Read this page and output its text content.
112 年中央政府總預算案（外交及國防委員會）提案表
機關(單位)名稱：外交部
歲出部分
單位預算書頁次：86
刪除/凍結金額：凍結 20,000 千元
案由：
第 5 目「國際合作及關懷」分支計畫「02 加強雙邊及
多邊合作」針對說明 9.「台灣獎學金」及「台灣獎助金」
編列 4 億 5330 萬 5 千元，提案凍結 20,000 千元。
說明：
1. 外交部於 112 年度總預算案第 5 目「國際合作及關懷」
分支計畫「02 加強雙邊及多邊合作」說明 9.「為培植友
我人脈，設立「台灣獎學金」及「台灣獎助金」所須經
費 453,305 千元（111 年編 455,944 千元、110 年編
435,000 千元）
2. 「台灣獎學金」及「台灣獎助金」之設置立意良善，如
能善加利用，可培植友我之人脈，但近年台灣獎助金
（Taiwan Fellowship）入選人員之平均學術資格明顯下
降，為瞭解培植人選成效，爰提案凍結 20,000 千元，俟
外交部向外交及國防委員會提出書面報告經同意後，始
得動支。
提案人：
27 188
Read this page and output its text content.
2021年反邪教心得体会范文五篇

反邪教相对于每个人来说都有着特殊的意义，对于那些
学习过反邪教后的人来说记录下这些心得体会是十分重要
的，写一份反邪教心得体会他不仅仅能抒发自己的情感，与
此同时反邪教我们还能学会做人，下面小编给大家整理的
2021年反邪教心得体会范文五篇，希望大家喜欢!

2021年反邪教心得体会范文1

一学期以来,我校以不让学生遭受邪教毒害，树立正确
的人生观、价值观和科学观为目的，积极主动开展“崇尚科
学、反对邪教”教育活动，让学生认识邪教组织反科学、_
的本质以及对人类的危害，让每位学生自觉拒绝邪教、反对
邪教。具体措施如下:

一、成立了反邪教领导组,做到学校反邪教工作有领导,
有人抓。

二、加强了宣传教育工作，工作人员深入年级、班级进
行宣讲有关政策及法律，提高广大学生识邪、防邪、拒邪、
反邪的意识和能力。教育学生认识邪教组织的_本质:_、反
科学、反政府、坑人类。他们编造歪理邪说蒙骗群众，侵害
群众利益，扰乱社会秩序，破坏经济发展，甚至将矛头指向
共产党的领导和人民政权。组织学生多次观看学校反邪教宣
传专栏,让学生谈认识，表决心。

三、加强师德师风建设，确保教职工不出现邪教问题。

════════

- [Do this]: Write out the full listing exactly as given.

- [Written solution]:
Read this page and output its text content.
112 年中央政府總預算案（外交及國防委員會）提案表
機關(單位)名稱：外交部
歲出部分
單位預算書頁次：86
刪除/凍結金額：凍結 20,000 千元
案由：
第 5 目「國際合作及關懷」分支計畫「02 加強雙邊及
多邊合作」針對說明 9.「台灣獎學金」及「台灣獎助金」
編列 4 億 5330 萬 5 千元，提案凍結 20,000 千元。
說明：
1. 外交部於 112 年度總預算案第 5 目「國際合作及關懷」
分支計畫「02 加強雙邊及多邊合作」說明 9.「為培植友
我人脈，設立「台灣獎學金」及「台灣獎助金」所須經
費 453,305 千元（111 年編 455,944 千元、110 年編
435,000 千元）
2. 「台灣獎學金」及「台灣獎助金」之設置立意良善，如
能善加利用，可培植友我之人脈，但近年台灣獎助金
（Taiwan Fellowship）入選人員之平均學術資格明顯下
降，為瞭解培植人選成效，爰提案凍結 20,000 千元，俟
外交部向外交及國防委員會提出書面報告經同意後，始
得動支。
提案人：
27 188
Read this page and output its text content.
2021年反邪教心得体会范文五篇

反邪教相对于每个人来说都有着特殊的意义，对于那些
学习过反邪教后的人来说记录下这些心得体会是十分重要
的，写一份反邪教心得体会他不仅仅能抒发自己的情感，与
此同时反邪教我们还能学会做人，下面小编给大家整理的
2021年反邪教心得体会范文五篇，希望大家喜欢!

2021年反邪教心得体会范文1

一学期以来,我校以不让学生遭受邪教毒害，树立正确
的人生观、价值观和科学观为目的，积极主动开展“崇尚科
学、反对邪教”教育活动，让学生认识邪教组织反科学、_
的本质以及对人类的危害，让每位学生自觉拒绝邪教、反对
邪教。具体措施如下:

一、成立了反邪教领导组,做到学校反邪教工作有领导,
有人抓。

二、加强了宣传教育工作，工作人员深入年级、班级进
行宣讲有关政策及法律，提高广大学生识邪、防邪、拒邪、
反邪的意识和能力。教育学生认识邪教组织的_本质:_、反
科学、反政府、坑人类。他们编造歪理邪说蒙骗群众，侵害
群众利益，扰乱社会秩序，破坏经济发展，甚至将矛头指向
共产党的领导和人民政权。组织学生多次观看学校反邪教宣
传专栏,让学生谈认识，表决心。

三、加强师德师风建设，确保教职工不出现邪教问题。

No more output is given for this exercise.